Requirements — Write out all of the lines below, exactly and completely.

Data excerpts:

[START]

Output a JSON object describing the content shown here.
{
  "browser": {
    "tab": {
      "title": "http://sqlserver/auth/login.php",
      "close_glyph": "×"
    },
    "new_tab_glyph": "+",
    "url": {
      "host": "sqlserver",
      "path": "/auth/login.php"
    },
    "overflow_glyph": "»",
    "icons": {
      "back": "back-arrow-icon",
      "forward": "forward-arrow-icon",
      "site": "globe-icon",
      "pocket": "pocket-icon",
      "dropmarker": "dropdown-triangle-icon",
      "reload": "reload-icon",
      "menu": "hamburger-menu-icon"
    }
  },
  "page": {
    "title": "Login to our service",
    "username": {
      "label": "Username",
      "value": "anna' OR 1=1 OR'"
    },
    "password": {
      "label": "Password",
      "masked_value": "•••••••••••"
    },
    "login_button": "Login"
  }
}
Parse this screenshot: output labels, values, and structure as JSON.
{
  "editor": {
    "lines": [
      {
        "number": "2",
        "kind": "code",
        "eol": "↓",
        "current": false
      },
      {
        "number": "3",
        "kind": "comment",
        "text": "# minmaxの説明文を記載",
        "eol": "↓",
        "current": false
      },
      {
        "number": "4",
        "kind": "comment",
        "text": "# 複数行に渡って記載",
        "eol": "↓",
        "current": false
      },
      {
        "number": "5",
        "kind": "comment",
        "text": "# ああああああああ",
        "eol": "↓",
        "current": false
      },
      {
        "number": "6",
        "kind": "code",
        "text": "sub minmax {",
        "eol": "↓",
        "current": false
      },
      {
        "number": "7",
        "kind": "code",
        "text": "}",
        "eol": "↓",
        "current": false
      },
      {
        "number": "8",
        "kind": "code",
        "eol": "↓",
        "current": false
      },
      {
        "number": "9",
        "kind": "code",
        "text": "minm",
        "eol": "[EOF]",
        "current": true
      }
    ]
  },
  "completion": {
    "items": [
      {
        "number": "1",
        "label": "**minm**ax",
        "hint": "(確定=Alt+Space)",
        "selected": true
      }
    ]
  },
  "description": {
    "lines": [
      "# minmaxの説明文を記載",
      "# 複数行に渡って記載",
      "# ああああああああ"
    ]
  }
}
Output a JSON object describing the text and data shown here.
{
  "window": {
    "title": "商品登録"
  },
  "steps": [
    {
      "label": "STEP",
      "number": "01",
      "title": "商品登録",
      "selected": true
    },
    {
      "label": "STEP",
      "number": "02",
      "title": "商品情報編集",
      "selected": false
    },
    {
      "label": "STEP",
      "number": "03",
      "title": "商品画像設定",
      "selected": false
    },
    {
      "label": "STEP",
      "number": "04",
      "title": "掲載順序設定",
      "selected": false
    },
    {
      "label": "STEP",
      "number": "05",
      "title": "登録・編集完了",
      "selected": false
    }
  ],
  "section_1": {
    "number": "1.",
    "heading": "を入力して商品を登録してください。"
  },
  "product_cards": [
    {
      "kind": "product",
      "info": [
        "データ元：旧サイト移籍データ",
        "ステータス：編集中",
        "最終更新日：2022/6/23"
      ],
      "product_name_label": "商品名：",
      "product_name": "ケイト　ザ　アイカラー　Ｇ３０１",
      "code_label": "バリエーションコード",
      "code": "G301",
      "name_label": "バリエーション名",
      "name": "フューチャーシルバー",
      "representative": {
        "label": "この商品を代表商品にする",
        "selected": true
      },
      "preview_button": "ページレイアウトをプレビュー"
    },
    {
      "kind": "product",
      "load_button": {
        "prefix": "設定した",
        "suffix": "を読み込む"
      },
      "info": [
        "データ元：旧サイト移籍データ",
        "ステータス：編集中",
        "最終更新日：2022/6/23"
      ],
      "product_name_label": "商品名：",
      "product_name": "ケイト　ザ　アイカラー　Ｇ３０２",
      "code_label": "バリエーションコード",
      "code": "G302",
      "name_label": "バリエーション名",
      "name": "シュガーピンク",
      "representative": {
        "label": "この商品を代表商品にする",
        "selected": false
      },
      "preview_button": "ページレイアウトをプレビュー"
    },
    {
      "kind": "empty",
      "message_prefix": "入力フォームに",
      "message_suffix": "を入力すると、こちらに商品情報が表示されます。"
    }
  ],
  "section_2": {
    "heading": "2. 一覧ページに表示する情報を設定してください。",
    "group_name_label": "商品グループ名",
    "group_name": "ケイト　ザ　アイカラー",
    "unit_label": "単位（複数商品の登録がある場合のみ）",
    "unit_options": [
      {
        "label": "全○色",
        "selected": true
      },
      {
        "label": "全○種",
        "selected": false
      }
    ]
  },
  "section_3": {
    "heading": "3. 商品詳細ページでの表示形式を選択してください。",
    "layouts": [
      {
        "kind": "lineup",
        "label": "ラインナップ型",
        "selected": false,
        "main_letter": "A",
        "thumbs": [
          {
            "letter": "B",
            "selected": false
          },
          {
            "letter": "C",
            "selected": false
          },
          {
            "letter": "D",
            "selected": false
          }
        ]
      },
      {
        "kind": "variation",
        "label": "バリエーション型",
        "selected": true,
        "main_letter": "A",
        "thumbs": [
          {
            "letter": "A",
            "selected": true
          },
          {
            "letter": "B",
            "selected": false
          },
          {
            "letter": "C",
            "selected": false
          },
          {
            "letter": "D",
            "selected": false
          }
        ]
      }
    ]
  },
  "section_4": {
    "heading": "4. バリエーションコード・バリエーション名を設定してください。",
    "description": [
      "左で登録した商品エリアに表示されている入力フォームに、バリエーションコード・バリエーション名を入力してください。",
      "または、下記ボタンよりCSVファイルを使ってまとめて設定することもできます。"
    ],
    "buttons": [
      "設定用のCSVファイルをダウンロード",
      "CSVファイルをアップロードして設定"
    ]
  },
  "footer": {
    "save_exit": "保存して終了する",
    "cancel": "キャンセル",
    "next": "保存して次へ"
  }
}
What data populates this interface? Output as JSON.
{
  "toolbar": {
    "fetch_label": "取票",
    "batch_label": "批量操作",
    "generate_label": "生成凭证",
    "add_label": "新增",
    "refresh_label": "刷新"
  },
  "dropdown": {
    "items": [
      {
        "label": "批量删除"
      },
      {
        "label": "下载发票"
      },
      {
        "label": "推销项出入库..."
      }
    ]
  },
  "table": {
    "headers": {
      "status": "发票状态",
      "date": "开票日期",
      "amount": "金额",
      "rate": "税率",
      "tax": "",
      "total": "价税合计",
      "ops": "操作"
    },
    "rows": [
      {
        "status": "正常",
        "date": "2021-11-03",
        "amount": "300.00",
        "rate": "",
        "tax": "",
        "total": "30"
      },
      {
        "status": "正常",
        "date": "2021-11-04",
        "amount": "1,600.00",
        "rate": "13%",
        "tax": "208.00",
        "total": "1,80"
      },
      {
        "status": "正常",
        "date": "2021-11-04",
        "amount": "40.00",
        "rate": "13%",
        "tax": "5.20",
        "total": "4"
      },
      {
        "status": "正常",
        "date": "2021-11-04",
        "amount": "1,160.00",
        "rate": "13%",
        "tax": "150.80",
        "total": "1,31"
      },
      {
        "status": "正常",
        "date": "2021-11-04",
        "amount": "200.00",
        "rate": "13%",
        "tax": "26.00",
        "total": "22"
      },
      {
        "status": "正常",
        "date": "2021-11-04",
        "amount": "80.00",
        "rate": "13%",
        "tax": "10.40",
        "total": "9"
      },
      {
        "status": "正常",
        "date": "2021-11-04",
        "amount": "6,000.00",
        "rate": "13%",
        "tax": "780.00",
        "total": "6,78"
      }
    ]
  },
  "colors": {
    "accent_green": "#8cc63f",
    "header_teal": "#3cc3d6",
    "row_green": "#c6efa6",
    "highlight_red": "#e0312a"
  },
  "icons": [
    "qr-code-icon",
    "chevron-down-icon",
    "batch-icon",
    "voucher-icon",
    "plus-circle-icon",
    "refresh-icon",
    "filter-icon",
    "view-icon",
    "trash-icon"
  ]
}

[END]

Finished task —
Output a JSON object describing the content shown here.
{
  "browser": {
    "tab": {
      "title": "http://sqlserver/auth/login.php",
      "close_glyph": "×"
    },
    "new_tab_glyph": "+",
    "url": {
      "host": "sqlserver",
      "path": "/auth/login.php"
    },
    "overflow_glyph": "»",
    "icons": {
      "back": "back-arrow-icon",
      "forward": "forward-arrow-icon",
      "site": "globe-icon",
      "pocket": "pocket-icon",
      "dropmarker": "dropdown-triangle-icon",
      "reload": "reload-icon",
      "menu": "hamburger-menu-icon"
    }
  },
  "page": {
    "title": "Login to our service",
    "username": {
      "label": "Username",
      "value": "anna' OR 1=1 OR'"
    },
    "password": {
      "label": "Password",
      "masked_value": "•••••••••••"
    },
    "login_button": "Login"
  }
}
Parse this screenshot: output labels, values, and structure as JSON.
{
  "editor": {
    "lines": [
      {
        "number": "2",
        "kind": "code",
        "eol": "↓",
        "current": false
      },
      {
        "number": "3",
        "kind": "comment",
        "text": "# minmaxの説明文を記載",
        "eol": "↓",
        "current": false
      },
      {
        "number": "4",
        "kind": "comment",
        "text": "# 複数行に渡って記載",
        "eol": "↓",
        "current": false
      },
      {
        "number": "5",
        "kind": "comment",
        "text": "# ああああああああ",
        "eol": "↓",
        "current": false
      },
      {
        "number": "6",
        "kind": "code",
        "text": "sub minmax {",
        "eol": "↓",
        "current": false
      },
      {
        "number": "7",
        "kind": "code",
        "text": "}",
        "eol": "↓",
        "current": false
      },
      {
        "number": "8",
        "kind": "code",
        "eol": "↓",
        "current": false
      },
      {
        "number": "9",
        "kind": "code",
        "text": "minm",
        "eol": "[EOF]",
        "current": true
      }
    ]
  },
  "completion": {
    "items": [
      {
        "number": "1",
        "label": "**minm**ax",
        "hint": "(確定=Alt+Space)",
        "selected": true
      }
    ]
  },
  "description": {
    "lines": [
      "# minmaxの説明文を記載",
      "# 複数行に渡って記載",
      "# ああああああああ"
    ]
  }
}
Output a JSON object describing the text and data shown here.
{
  "window": {
    "title": "商品登録"
  },
  "steps": [
    {
      "label": "STEP",
      "number": "01",
      "title": "商品登録",
      "selected": true
    },
    {
      "label": "STEP",
      "number": "02",
      "title": "商品情報編集",
      "selected": false
    },
    {
      "label": "STEP",
      "number": "03",
      "title": "商品画像設定",
      "selected": false
    },
    {
      "label": "STEP",
      "number": "04",
      "title": "掲載順序設定",
      "selected": false
    },
    {
      "label": "STEP",
      "number": "05",
      "title": "登録・編集完了",
      "selected": false
    }
  ],
  "section_1": {
    "number": "1.",
    "heading": "を入力して商品を登録してください。"
  },
  "product_cards": [
    {
      "kind": "product",
      "info": [
        "データ元：旧サイト移籍データ",
        "ステータス：編集中",
        "最終更新日：2022/6/23"
      ],
      "product_name_label": "商品名：",
      "product_name": "ケイト　ザ　アイカラー　Ｇ３０１",
      "code_label": "バリエーションコード",
      "code": "G301",
      "name_label": "バリエーション名",
      "name": "フューチャーシルバー",
      "representative": {
        "label": "この商品を代表商品にする",
        "selected": true
      },
      "preview_button": "ページレイアウトをプレビュー"
    },
    {
      "kind": "product",
      "load_button": {
        "prefix": "設定した",
        "suffix": "を読み込む"
      },
      "info": [
        "データ元：旧サイト移籍データ",
        "ステータス：編集中",
        "最終更新日：2022/6/23"
      ],
      "product_name_label": "商品名：",
      "product_name": "ケイト　ザ　アイカラー　Ｇ３０２",
      "code_label": "バリエーションコード",
      "code": "G302",
      "name_label": "バリエーション名",
      "name": "シュガーピンク",
      "representative": {
        "label": "この商品を代表商品にする",
        "selected": false
      },
      "preview_button": "ページレイアウトをプレビュー"
    },
    {
      "kind": "empty",
      "message_prefix": "入力フォームに",
      "message_suffix": "を入力すると、こちらに商品情報が表示されます。"
    }
  ],
  "section_2": {
    "heading": "2. 一覧ページに表示する情報を設定してください。",
    "group_name_label": "商品グループ名",
    "group_name": "ケイト　ザ　アイカラー",
    "unit_label": "単位（複数商品の登録がある場合のみ）",
    "unit_options": [
      {
        "label": "全○色",
        "selected": true
      },
      {
        "label": "全○種",
        "selected": false
      }
    ]
  },
  "section_3": {
    "heading": "3. 商品詳細ページでの表示形式を選択してください。",
    "layouts": [
      {
        "kind": "lineup",
        "label": "ラインナップ型",
        "selected": false,
        "main_letter": "A",
        "thumbs": [
          {
            "letter": "B",
            "selected": false
          },
          {
            "letter": "C",
            "selected": false
          },
          {
            "letter": "D",
            "selected": false
          }
        ]
      },
      {
        "kind": "variation",
        "label": "バリエーション型",
        "selected": true,
        "main_letter": "A",
        "thumbs": [
          {
            "letter": "A",
            "selected": true
          },
          {
            "letter": "B",
            "selected": false
          },
          {
            "letter": "C",
            "selected": false
          },
          {
            "letter": "D",
            "selected": false
          }
        ]
      }
    ]
  },
  "section_4": {
    "heading": "4. バリエーションコード・バリエーション名を設定してください。",
    "description": [
      "左で登録した商品エリアに表示されている入力フォームに、バリエーションコード・バリエーション名を入力してください。",
      "または、下記ボタンよりCSVファイルを使ってまとめて設定することもできます。"
    ],
    "buttons": [
      "設定用のCSVファイルをダウンロード",
      "CSVファイルをアップロードして設定"
    ]
  },
  "footer": {
    "save_exit": "保存して終了する",
    "cancel": "キャンセル",
    "next": "保存して次へ"
  }
}
What data populates this interface? Output as JSON.
{
  "toolbar": {
    "fetch_label": "取票",
    "batch_label": "批量操作",
    "generate_label": "生成凭证",
    "add_label": "新增",
    "refresh_label": "刷新"
  },
  "dropdown": {
    "items": [
      {
        "label": "批量删除"
      },
      {
        "label": "下载发票"
      },
      {
        "label": "推销项出入库..."
      }
    ]
  },
  "table": {
    "headers": {
      "status": "发票状态",
      "date": "开票日期",
      "amount": "金额",
      "rate": "税率",
      "tax": "",
      "total": "价税合计",
      "ops": "操作"
    },
    "rows": [
      {
        "status": "正常",
        "date": "2021-11-03",
        "amount": "300.00",
        "rate": "",
        "tax": "",
        "total": "30"
      },
      {
        "status": "正常",
        "date": "2021-11-04",
        "amount": "1,600.00",
        "rate": "13%",
        "tax": "208.00",
        "total": "1,80"
      },
      {
        "status": "正常",
        "date": "2021-11-04",
        "amount": "40.00",
        "rate": "13%",
        "tax": "5.20",
        "total": "4"
      },
      {
        "status": "正常",
        "date": "2021-11-04",
        "amount": "1,160.00",
        "rate": "13%",
        "tax": "150.80",
        "total": "1,31"
      },
      {
        "status": "正常",
        "date": "2021-11-04",
        "amount": "200.00",
        "rate": "13%",
        "tax": "26.00",
        "total": "22"
      },
      {
        "status": "正常",
        "date": "2021-11-04",
        "amount": "80.00",
        "rate": "13%",
        "tax": "10.40",
        "total": "9"
      },
      {
        "status": "正常",
        "date": "2021-11-04",
        "amount": "6,000.00",
        "rate": "13%",
        "tax": "780.00",
        "total": "6,78"
      }
    ]
  },
  "colors": {
    "accent_green": "#8cc63f",
    "header_teal": "#3cc3d6",
    "row_green": "#c6efa6",
    "highlight_red": "#e0312a"
  },
  "icons": [
    "qr-code-icon",
    "chevron-down-icon",
    "batch-icon",
    "voucher-icon",
    "plus-circle-icon",
    "refresh-icon",
    "filter-icon",
    "view-icon",
    "trash-icon"
  ]
}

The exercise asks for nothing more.